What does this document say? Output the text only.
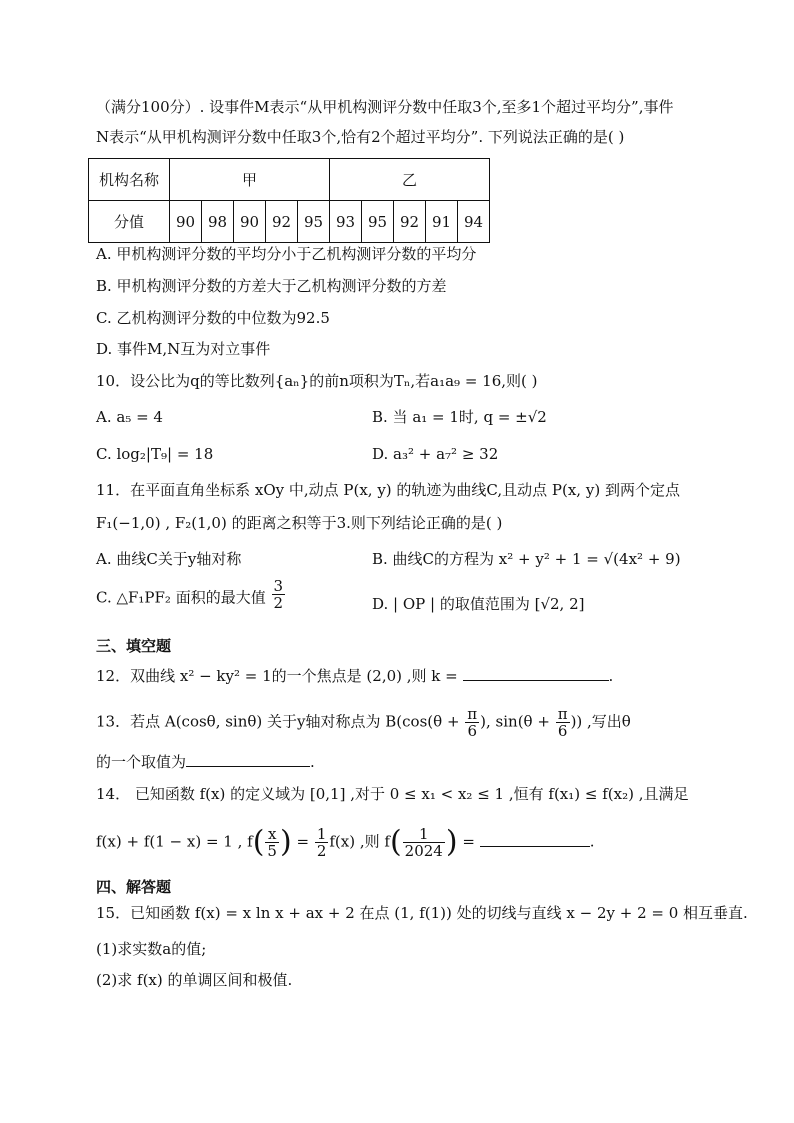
（满分100分）. 设事件M表示“从甲机构测评分数中任取3个,至多1个超过平均分”,事件
N表示“从甲机构测评分数中任取3个,恰有2个超过平均分”. 下列说法正确的是( )
机构名称	甲					乙				
分值	90	98	90	92	95	93	95	92	91	94
A. 甲机构测评分数的平均分小于乙机构测评分数的平均分
B. 甲机构测评分数的方差大于乙机构测评分数的方差
C. 乙机构测评分数的中位数为92.5
D. 事件M,N互为对立事件
10．设公比为q的等比数列{aₙ}的前n项积为Tₙ,若a₁a₉ = 16,则( )
A. a₅ = 4	B. 当 a₁ = 1时, q = ±√2
C. log₂|T₉| = 18	D. a₃² + a₇² ≥ 32
11．在平面直角坐标系 xOy 中,动点 P(x, y) 的轨迹为曲线C,且动点 P(x, y) 到两个定点
F₁(−1,0) , F₂(1,0) 的距离之积等于3.则下列结论正确的是( )
A. 曲线C关于y轴对称	B. 曲线C的方程为 x² + y² + 1 = √(4x² + 9)
C. △F₁PF₂ 面积的最大值 $\frac{3}{2}$	D. | OP | 的取值范围为 [√2, 2]
三、填空题
12．双曲线 x² − ky² = 1的一个焦点是 (2,0) ,则 k =	.
13．若点 A(cosθ, sinθ) 关于y轴对称点为 $B(\cos(\theta + \frac{\pi}{6}$ ), $\sin(\theta + \frac{\pi}{6}$ )) ,写出θ
的一个取值为	.
14． 已知函数 f(x) 的定义域为 [0,1] ,对于 0 ≤ x₁ < x₂ ≤ 1 ,恒有 f(x₁) ≤ f(x₂) ,且满足
f(x) + f(1 − x) = 1 , $f( \frac{x}{5}$ ) = $\frac{1}{2} f(x)$ ,则 $f( \frac{1}{2024}$ ) =	.
四、解答题
15．已知函数 f(x) = x ln x + ax + 2 在点 (1, f(1)) 处的切线与直线 x − 2y + 2 = 0 相互垂直.
(1)求实数a的值;
(2)求 f(x) 的单调区间和极值.
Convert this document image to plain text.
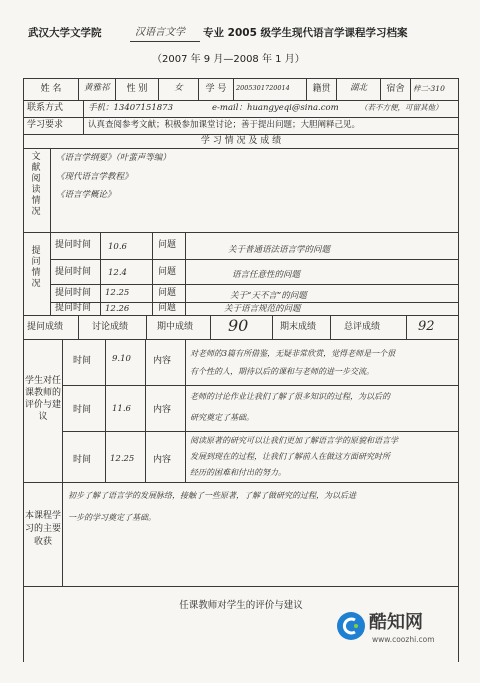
武汉大学文学院	汉语言文学 专业 2005 级学生现代语言学课程学习档案
（2007 年 9 月—2008 年 1 月）
姓 名	黄雅祁	性 别	女	学 号	2005301720014	籍贯	湖北	宿舍	梓二-310
联系方式	手机：13407151873	e-mail：huangyeqi@sina.com	（若不方便，可留其他）
学习要求	认真查阅参考文献；积极参加课堂讨论；善于提出问题；大胆阐释己见。
学 习 情 况 及 成 绩
文献阅读情况
《语言学纲要》（叶蜚声等编）
《现代语言学教程》
《语言学概论》
提问情况
提问时间 10.6	问题	关于普通语法语言学的问题
提问时间 12.4	问题	语言任意性的问题
提问时间 12.25	问题	关于“天不言”的问题
提问时间 12.26	问题	关于语言规范的问题
提问成绩	讨论成绩	期中成绩 90	期末成绩	总评成绩	92
学生对任课教师的评价与建议
时间 9.10 内容
对老师的3篇有所借鉴，无疑非常欣赏，觉得老师是一个很
有个性的人，期待以后的课和与老师的进一步交流。
时间 11.6 内容
老师的讨论作业让我们了解了很多知识的过程，为以后的
研究奠定了基础。
时间 12.25 内容
阅读原著的研究可以让我们更加了解语言学的原貌和语言学
发展到现在的过程，让我们了解前人在做这方面研究时所
经历的困难和付出的努力。
本课程学习的主要收获
初步了解了语言学的发展脉络，接触了一些原著，了解了做研究的过程，为以后进
一步的学习奠定了基础。
任课教师对学生的评价与建议
酷知网
www.coozhi.com
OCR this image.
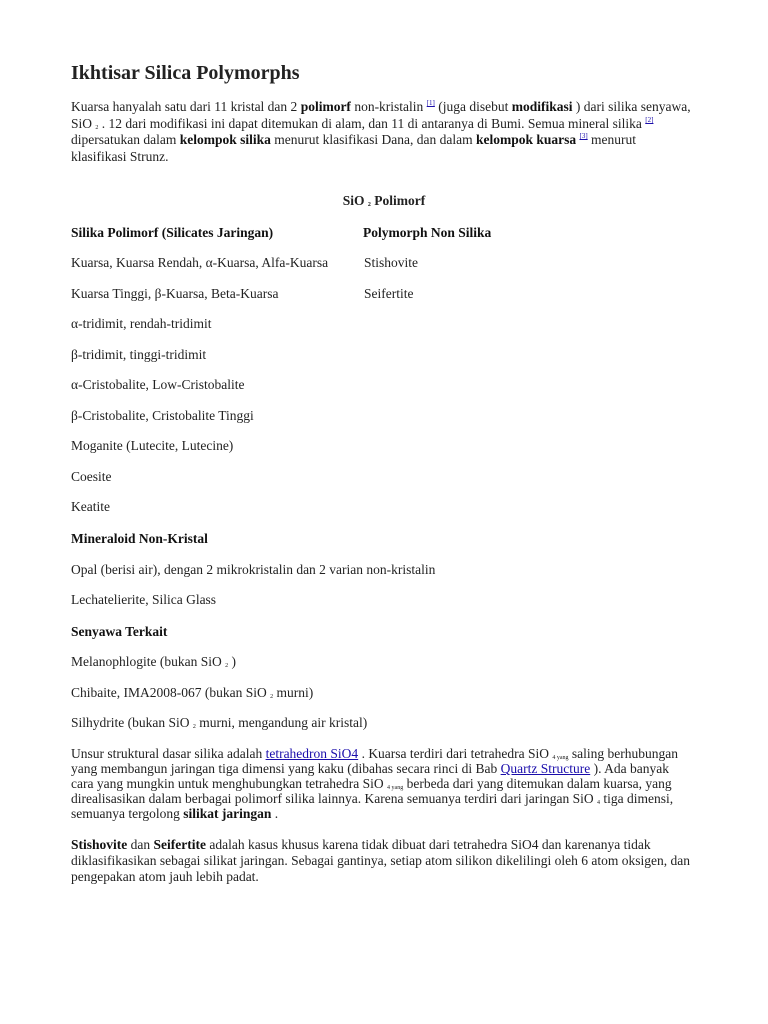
Ikhtisar Silica Polymorphs

Kuarsa hanyalah satu dari 11 kristal dan 2 polimorf non-kristalin [1] (juga disebut modifikasi ) dari silika senyawa, SiO $_2$ . 12 dari modifikasi ini dapat ditemukan di alam, dan 11 di antaranya di Bumi. Semua mineral silika [2] dipersatukan dalam kelompok silika menurut klasifikasi Dana, dan dalam kelompok kuarsa [3] menurut klasifikasi Strunz.

SiO $_2$ Polimorf
Silika Polimorf (Silicates Jaringan)	Polymorph Non Silika
Kuarsa, Kuarsa Rendah, α-Kuarsa, Alfa-Kuarsa	Stishovite
Kuarsa Tinggi, β-Kuarsa, Beta-Kuarsa	Seifertite
α-tridimit, rendah-tridimit
β-tridimit, tinggi-tridimit
α-Cristobalite, Low-Cristobalite
β-Cristobalite, Cristobalite Tinggi
Moganite (Lutecite, Lutecine)
Coesite
Keatite
Mineraloid Non-Kristal
Opal (berisi air), dengan 2 mikrokristalin dan 2 varian non-kristalin
Lechatelierite, Silica Glass
Senyawa Terkait
Melanophlogite (bukan SiO $_2$ )
Chibaite, IMA2008-067 (bukan SiO $_2$ murni)
Silhydrite (bukan SiO $_2$ murni, mengandung air kristal)

Unsur struktural dasar silika adalah tetrahedron SiO4 . Kuarsa terdiri dari tetrahedra SiO $_{4 yang}$ saling berhubungan yang membangun jaringan tiga dimensi yang kaku (dibahas secara rinci di Bab Quartz Structure ). Ada banyak cara yang mungkin untuk menghubungkan tetrahedra SiO $_{4 yang}$ berbeda dari yang ditemukan dalam kuarsa, yang direalisasikan dalam berbagai polimorf silika lainnya. Karena semuanya terdiri dari jaringan SiO $_4$ tiga dimensi, semuanya tergolong silikat jaringan .

Stishovite dan Seifertite adalah kasus khusus karena tidak dibuat dari tetrahedra SiO4 dan karenanya tidak diklasifikasikan sebagai silikat jaringan. Sebagai gantinya, setiap atom silikon dikelilingi oleh 6 atom oksigen, dan pengepakan atom jauh lebih padat.
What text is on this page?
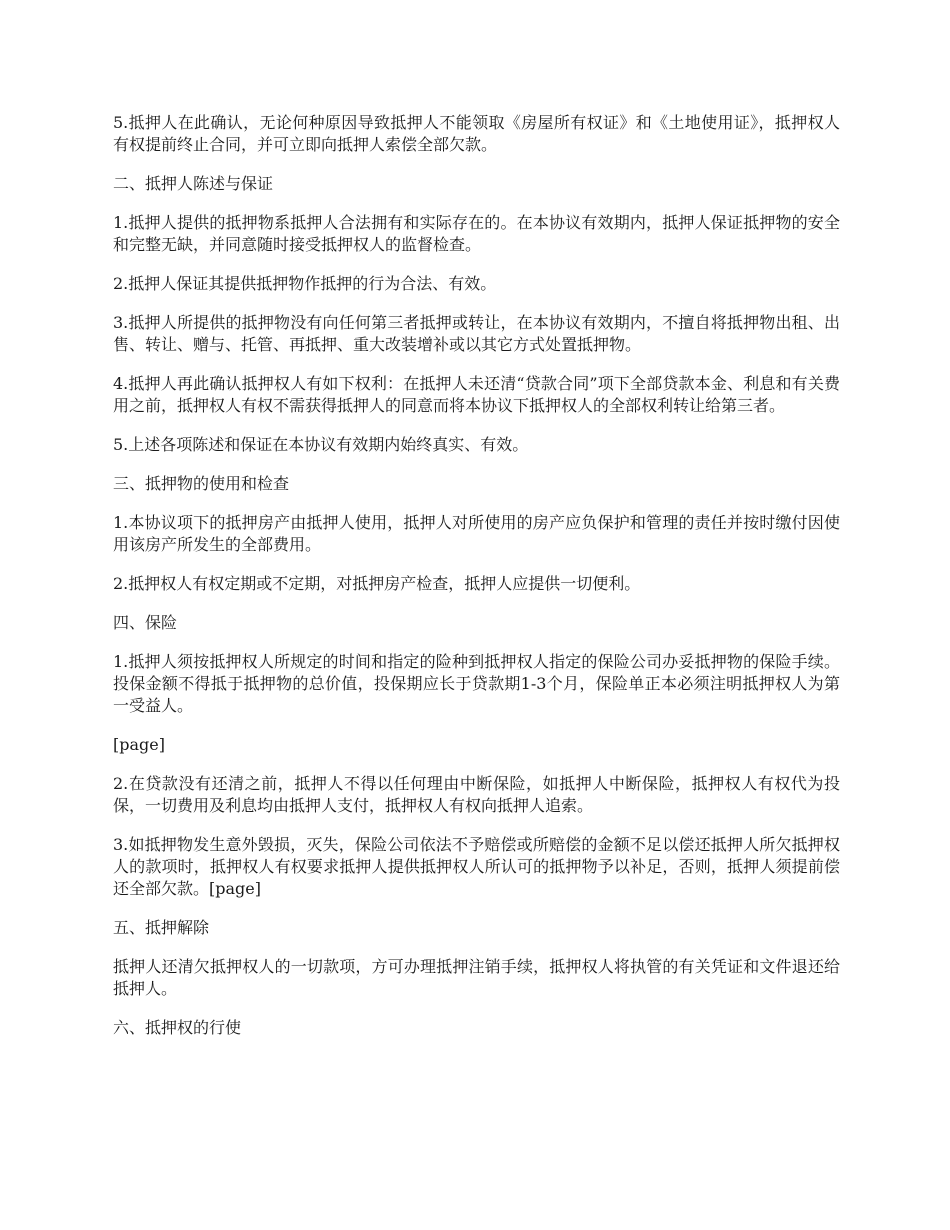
5.抵押人在此确认，无论何种原因导致抵押人不能领取《房屋所有权证》和《土地使用证》，抵押权人有权提前终止合同，并可立即向抵押人索偿全部欠款。

二、抵押人陈述与保证

1.抵押人提供的抵押物系抵押人合法拥有和实际存在的。在本协议有效期内，抵押人保证抵押物的安全和完整无缺，并同意随时接受抵押权人的监督检查。

2.抵押人保证其提供抵押物作抵押的行为合法、有效。

3.抵押人所提供的抵押物没有向任何第三者抵押或转让，在本协议有效期内，不擅自将抵押物出租、出售、转让、赠与、托管、再抵押、重大改装增补或以其它方式处置抵押物。

4.抵押人再此确认抵押权人有如下权利：在抵押人未还清“贷款合同”项下全部贷款本金、利息和有关费用之前，抵押权人有权不需获得抵押人的同意而将本协议下抵押权人的全部权利转让给第三者。

5.上述各项陈述和保证在本协议有效期内始终真实、有效。

三、抵押物的使用和检查

1.本协议项下的抵押房产由抵押人使用，抵押人对所使用的房产应负保护和管理的责任并按时缴付因使用该房产所发生的全部费用。

2.抵押权人有权定期或不定期，对抵押房产检查，抵押人应提供一切便利。

四、保险

1.抵押人须按抵押权人所规定的时间和指定的险种到抵押权人指定的保险公司办妥抵押物的保险手续。投保金额不得抵于抵押物的总价值，投保期应长于贷款期1-3个月，保险单正本必须注明抵押权人为第一受益人。

[page]

2.在贷款没有还清之前，抵押人不得以任何理由中断保险，如抵押人中断保险，抵押权人有权代为投保，一切费用及利息均由抵押人支付，抵押权人有权向抵押人追索。

3.如抵押物发生意外毁损，灭失，保险公司依法不予赔偿或所赔偿的金额不足以偿还抵押人所欠抵押权人的款项时，抵押权人有权要求抵押人提供抵押权人所认可的抵押物予以补足，否则，抵押人须提前偿还全部欠款。[page]

五、抵押解除

抵押人还清欠抵押权人的一切款项，方可办理抵押注销手续，抵押权人将执管的有关凭证和文件退还给抵押人。

六、抵押权的行使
= = = = =
__To be done__
Read the data above and pull out each line that holds the string "已知函数".

__Final result__
14． 已知函数 f(x) 的定义域为 [0,1] ,对于 0 ≤ x₁ < x₂ ≤ 1 ,恒有 f(x₁) ≤ f(x₂) ,且满足
15．已知函数 f(x) = x ln x + ax + 2 在点 (1, f(1)) 处的切线与直线 x − 2y + 2 = 0 相互垂直.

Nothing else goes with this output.